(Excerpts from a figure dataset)

----

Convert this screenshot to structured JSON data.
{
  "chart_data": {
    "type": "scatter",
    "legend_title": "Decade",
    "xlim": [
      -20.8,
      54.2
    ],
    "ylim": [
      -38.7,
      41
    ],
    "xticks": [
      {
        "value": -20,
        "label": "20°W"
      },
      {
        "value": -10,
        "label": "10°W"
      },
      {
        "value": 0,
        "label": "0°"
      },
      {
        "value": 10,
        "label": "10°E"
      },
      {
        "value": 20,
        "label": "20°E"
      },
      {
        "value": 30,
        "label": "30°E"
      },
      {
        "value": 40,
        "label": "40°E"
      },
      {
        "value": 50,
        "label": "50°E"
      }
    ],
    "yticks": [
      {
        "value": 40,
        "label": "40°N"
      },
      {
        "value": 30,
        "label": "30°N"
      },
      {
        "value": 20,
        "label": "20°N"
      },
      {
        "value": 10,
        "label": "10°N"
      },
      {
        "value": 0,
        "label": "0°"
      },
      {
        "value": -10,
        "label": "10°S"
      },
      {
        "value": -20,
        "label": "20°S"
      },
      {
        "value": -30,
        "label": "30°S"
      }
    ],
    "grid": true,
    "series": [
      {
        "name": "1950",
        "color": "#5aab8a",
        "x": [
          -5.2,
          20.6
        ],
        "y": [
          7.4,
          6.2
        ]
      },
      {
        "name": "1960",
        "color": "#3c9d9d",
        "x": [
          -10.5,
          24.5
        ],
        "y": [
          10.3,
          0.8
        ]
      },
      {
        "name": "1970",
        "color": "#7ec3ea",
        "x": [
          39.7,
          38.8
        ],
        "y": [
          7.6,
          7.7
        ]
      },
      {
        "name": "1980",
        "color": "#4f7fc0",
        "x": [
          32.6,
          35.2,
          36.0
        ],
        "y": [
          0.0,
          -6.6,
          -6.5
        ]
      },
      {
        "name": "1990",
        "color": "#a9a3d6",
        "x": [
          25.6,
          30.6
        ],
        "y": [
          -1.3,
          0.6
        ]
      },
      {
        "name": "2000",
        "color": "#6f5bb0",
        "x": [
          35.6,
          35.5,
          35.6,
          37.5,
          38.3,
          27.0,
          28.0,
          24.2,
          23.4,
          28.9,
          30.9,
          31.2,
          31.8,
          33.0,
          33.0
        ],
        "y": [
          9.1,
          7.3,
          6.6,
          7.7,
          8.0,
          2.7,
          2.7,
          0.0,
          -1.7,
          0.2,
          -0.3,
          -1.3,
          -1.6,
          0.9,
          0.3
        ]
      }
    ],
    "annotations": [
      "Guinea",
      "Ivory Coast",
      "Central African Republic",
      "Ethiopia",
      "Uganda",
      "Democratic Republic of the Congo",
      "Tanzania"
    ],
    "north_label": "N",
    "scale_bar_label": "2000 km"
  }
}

----

• **GOAL OF THE EXERCISE**
Each line in the material above must be retyped without alteration.

• **THE SOLUTION**
Convert this screenshot to structured JSON data.
{
  "chart_data": {
    "type": "scatter",
    "legend_title": "Decade",
    "xlim": [
      -20.8,
      54.2
    ],
    "ylim": [
      -38.7,
      41
    ],
    "xticks": [
      {
        "value": -20,
        "label": "20°W"
      },
      {
        "value": -10,
        "label": "10°W"
      },
      {
        "value": 0,
        "label": "0°"
      },
      {
        "value": 10,
        "label": "10°E"
      },
      {
        "value": 20,
        "label": "20°E"
      },
      {
        "value": 30,
        "label": "30°E"
      },
      {
        "value": 40,
        "label": "40°E"
      },
      {
        "value": 50,
        "label": "50°E"
      }
    ],
    "yticks": [
      {
        "value": 40,
        "label": "40°N"
      },
      {
        "value": 30,
        "label": "30°N"
      },
      {
        "value": 20,
        "label": "20°N"
      },
      {
        "value": 10,
        "label": "10°N"
      },
      {
        "value": 0,
        "label": "0°"
      },
      {
        "value": -10,
        "label": "10°S"
      },
      {
        "value": -20,
        "label": "20°S"
      },
      {
        "value": -30,
        "label": "30°S"
      }
    ],
    "grid": true,
    "series": [
      {
        "name": "1950",
        "color": "#5aab8a",
        "x": [
          -5.2,
          20.6
        ],
        "y": [
          7.4,
          6.2
        ]
      },
      {
        "name": "1960",
        "color": "#3c9d9d",
        "x": [
          -10.5,
          24.5
        ],
        "y": [
          10.3,
          0.8
        ]
      },
      {
        "name": "1970",
        "color": "#7ec3ea",
        "x": [
          39.7,
          38.8
        ],
        "y": [
          7.6,
          7.7
        ]
      },
      {
        "name": "1980",
        "color": "#4f7fc0",
        "x": [
          32.6,
          35.2,
          36.0
        ],
        "y": [
          0.0,
          -6.6,
          -6.5
        ]
      },
      {
        "name": "1990",
        "color": "#a9a3d6",
        "x": [
          25.6,
          30.6
        ],
        "y": [
          -1.3,
          0.6
        ]
      },
      {
        "name": "2000",
        "color": "#6f5bb0",
        "x": [
          35.6,
          35.5,
          35.6,
          37.5,
          38.3,
          27.0,
          28.0,
          24.2,
          23.4,
          28.9,
          30.9,
          31.2,
          31.8,
          33.0,
          33.0
        ],
        "y": [
          9.1,
          7.3,
          6.6,
          7.7,
          8.0,
          2.7,
          2.7,
          0.0,
          -1.7,
          0.2,
          -0.3,
          -1.3,
          -1.6,
          0.9,
          0.3
        ]
      }
    ],
    "annotations": [
      "Guinea",
      "Ivory Coast",
      "Central African Republic",
      "Ethiopia",
      "Uganda",
      "Democratic Republic of the Congo",
      "Tanzania"
    ],
    "north_label": "N",
    "scale_bar_label": "2000 km"
  }
}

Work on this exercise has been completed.